### SUPPLIED MATERIAL ###

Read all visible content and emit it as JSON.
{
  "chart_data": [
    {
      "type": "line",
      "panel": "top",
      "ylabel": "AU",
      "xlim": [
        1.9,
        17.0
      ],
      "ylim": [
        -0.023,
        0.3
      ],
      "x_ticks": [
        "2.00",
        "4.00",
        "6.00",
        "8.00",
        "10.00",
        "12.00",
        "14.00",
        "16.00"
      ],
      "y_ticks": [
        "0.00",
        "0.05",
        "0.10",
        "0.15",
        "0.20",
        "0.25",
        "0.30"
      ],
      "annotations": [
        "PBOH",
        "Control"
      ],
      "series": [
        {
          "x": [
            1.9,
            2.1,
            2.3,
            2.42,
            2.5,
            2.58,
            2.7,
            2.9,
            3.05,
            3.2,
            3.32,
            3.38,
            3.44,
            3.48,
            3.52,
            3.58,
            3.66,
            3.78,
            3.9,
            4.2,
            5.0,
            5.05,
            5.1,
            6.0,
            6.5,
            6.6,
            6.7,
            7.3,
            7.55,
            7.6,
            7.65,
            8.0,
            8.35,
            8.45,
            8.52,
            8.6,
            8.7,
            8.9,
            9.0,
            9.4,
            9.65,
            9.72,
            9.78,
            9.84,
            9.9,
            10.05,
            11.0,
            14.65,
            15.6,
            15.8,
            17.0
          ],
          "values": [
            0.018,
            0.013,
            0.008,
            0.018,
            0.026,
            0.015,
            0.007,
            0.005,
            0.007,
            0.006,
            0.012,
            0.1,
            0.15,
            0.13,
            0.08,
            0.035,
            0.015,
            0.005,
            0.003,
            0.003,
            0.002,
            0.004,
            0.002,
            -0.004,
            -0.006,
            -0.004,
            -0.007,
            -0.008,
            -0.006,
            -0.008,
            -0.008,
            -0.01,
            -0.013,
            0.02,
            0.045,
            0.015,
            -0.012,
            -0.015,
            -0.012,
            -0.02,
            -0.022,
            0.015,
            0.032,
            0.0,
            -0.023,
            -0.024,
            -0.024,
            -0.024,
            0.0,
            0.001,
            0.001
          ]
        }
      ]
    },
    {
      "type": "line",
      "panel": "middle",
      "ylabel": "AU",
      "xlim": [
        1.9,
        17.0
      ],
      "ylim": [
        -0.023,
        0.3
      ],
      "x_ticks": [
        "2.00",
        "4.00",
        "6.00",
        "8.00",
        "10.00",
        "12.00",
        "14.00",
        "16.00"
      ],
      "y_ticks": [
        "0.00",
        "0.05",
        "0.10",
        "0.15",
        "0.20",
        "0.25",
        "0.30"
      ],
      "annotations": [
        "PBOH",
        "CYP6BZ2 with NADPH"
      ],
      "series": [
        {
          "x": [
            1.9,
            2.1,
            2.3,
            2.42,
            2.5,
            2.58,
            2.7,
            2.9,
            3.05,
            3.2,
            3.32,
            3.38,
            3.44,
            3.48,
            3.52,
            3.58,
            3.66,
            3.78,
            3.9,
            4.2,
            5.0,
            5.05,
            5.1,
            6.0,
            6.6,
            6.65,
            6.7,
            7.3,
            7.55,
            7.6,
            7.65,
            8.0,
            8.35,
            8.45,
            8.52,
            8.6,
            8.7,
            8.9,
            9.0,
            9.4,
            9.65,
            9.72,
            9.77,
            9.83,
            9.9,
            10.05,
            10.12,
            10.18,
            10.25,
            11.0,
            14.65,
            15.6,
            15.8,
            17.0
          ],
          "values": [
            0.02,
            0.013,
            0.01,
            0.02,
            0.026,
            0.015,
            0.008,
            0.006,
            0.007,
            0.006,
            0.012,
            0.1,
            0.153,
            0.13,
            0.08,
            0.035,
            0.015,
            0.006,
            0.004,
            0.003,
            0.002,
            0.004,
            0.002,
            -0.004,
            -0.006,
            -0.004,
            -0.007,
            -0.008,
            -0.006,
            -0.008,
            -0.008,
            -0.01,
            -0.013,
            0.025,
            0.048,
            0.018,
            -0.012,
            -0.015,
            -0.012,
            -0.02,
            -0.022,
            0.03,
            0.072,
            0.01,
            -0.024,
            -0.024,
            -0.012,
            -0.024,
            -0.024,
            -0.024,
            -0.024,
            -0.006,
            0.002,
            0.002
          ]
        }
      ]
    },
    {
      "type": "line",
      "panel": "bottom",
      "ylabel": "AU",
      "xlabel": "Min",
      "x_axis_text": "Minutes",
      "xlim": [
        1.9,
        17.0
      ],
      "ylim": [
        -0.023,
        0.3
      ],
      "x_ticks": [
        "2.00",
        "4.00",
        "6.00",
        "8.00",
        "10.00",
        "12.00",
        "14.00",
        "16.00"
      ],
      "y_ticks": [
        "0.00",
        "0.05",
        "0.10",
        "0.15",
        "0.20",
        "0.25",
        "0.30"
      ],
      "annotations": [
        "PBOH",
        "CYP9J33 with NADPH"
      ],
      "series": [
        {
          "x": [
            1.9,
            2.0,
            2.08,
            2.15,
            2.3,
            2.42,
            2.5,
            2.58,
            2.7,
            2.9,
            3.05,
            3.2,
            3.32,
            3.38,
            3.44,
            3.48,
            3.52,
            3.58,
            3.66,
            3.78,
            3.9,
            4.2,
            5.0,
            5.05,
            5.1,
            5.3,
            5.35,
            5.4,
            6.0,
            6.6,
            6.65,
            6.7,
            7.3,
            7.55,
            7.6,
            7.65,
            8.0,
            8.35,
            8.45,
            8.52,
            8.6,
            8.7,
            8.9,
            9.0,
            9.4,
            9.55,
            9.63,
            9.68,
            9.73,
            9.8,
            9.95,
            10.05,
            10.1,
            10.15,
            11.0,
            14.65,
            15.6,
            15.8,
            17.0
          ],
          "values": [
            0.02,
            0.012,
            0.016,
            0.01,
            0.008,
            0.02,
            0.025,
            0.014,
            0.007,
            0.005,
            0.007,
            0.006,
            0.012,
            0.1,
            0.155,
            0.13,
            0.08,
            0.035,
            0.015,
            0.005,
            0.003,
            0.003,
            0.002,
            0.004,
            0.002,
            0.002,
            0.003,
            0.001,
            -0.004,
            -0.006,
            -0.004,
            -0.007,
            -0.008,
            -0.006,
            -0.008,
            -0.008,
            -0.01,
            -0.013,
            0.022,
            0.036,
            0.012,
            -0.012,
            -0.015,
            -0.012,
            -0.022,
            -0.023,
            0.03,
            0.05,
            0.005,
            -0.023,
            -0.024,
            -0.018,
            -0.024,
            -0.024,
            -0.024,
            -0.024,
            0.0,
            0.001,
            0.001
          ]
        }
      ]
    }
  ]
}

###

→ TO BE DONE
Identify and copy lines that hold the string "panel".

→ RESULT OF THIS EXERCISE
      "panel": "top",
      "panel": "middle",
      "panel": "bottom",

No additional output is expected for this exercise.